**Data items:**
-----
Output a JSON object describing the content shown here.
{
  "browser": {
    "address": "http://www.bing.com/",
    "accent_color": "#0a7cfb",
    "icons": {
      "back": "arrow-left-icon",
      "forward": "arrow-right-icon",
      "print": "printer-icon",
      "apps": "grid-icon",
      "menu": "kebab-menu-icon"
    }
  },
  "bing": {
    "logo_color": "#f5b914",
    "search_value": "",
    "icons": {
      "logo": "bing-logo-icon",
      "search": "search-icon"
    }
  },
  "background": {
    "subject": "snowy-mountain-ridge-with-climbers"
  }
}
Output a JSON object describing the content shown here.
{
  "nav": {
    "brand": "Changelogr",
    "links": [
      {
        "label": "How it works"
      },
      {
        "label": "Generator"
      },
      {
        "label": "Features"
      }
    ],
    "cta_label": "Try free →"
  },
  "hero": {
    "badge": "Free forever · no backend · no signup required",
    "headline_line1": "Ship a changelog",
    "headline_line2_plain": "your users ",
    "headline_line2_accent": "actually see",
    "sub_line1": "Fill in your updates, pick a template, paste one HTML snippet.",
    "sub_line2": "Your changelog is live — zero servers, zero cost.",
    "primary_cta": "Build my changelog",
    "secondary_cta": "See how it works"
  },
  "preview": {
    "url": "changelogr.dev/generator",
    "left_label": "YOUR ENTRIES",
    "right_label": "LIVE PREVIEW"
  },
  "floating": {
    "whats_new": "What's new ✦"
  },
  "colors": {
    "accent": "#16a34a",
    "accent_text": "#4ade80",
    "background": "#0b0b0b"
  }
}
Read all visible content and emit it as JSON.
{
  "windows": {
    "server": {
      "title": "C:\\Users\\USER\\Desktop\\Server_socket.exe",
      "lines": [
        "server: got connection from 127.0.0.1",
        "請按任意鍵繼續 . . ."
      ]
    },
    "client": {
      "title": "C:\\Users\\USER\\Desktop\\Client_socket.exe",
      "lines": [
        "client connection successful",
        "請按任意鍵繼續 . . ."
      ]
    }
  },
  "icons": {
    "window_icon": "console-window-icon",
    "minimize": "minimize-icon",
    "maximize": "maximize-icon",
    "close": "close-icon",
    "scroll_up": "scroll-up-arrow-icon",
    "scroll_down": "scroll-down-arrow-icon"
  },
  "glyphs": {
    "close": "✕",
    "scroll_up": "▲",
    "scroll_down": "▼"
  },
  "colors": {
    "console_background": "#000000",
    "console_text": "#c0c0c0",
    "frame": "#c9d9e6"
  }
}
-----
**Short exercise:** Please quote every record above exactly as it appears.

**Exercise output:**
Output a JSON object describing the content shown here.
{
  "browser": {
    "address": "http://www.bing.com/",
    "accent_color": "#0a7cfb",
    "icons": {
      "back": "arrow-left-icon",
      "forward": "arrow-right-icon",
      "print": "printer-icon",
      "apps": "grid-icon",
      "menu": "kebab-menu-icon"
    }
  },
  "bing": {
    "logo_color": "#f5b914",
    "search_value": "",
    "icons": {
      "logo": "bing-logo-icon",
      "search": "search-icon"
    }
  },
  "background": {
    "subject": "snowy-mountain-ridge-with-climbers"
  }
}
Output a JSON object describing the content shown here.
{
  "nav": {
    "brand": "Changelogr",
    "links": [
      {
        "label": "How it works"
      },
      {
        "label": "Generator"
      },
      {
        "label": "Features"
      }
    ],
    "cta_label": "Try free →"
  },
  "hero": {
    "badge": "Free forever · no backend · no signup required",
    "headline_line1": "Ship a changelog",
    "headline_line2_plain": "your users ",
    "headline_line2_accent": "actually see",
    "sub_line1": "Fill in your updates, pick a template, paste one HTML snippet.",
    "sub_line2": "Your changelog is live — zero servers, zero cost.",
    "primary_cta": "Build my changelog",
    "secondary_cta": "See how it works"
  },
  "preview": {
    "url": "changelogr.dev/generator",
    "left_label": "YOUR ENTRIES",
    "right_label": "LIVE PREVIEW"
  },
  "floating": {
    "whats_new": "What's new ✦"
  },
  "colors": {
    "accent": "#16a34a",
    "accent_text": "#4ade80",
    "background": "#0b0b0b"
  }
}
Read all visible content and emit it as JSON.
{
  "windows": {
    "server": {
      "title": "C:\\Users\\USER\\Desktop\\Server_socket.exe",
      "lines": [
        "server: got connection from 127.0.0.1",
        "請按任意鍵繼續 . . ."
      ]
    },
    "client": {
      "title": "C:\\Users\\USER\\Desktop\\Client_socket.exe",
      "lines": [
        "client connection successful",
        "請按任意鍵繼續 . . ."
      ]
    }
  },
  "icons": {
    "window_icon": "console-window-icon",
    "minimize": "minimize-icon",
    "maximize": "maximize-icon",
    "close": "close-icon",
    "scroll_up": "scroll-up-arrow-icon",
    "scroll_down": "scroll-down-arrow-icon"
  },
  "glyphs": {
    "close": "✕",
    "scroll_up": "▲",
    "scroll_down": "▼"
  },
  "colors": {
    "console_background": "#000000",
    "console_text": "#c0c0c0",
    "frame": "#c9d9e6"
  }
}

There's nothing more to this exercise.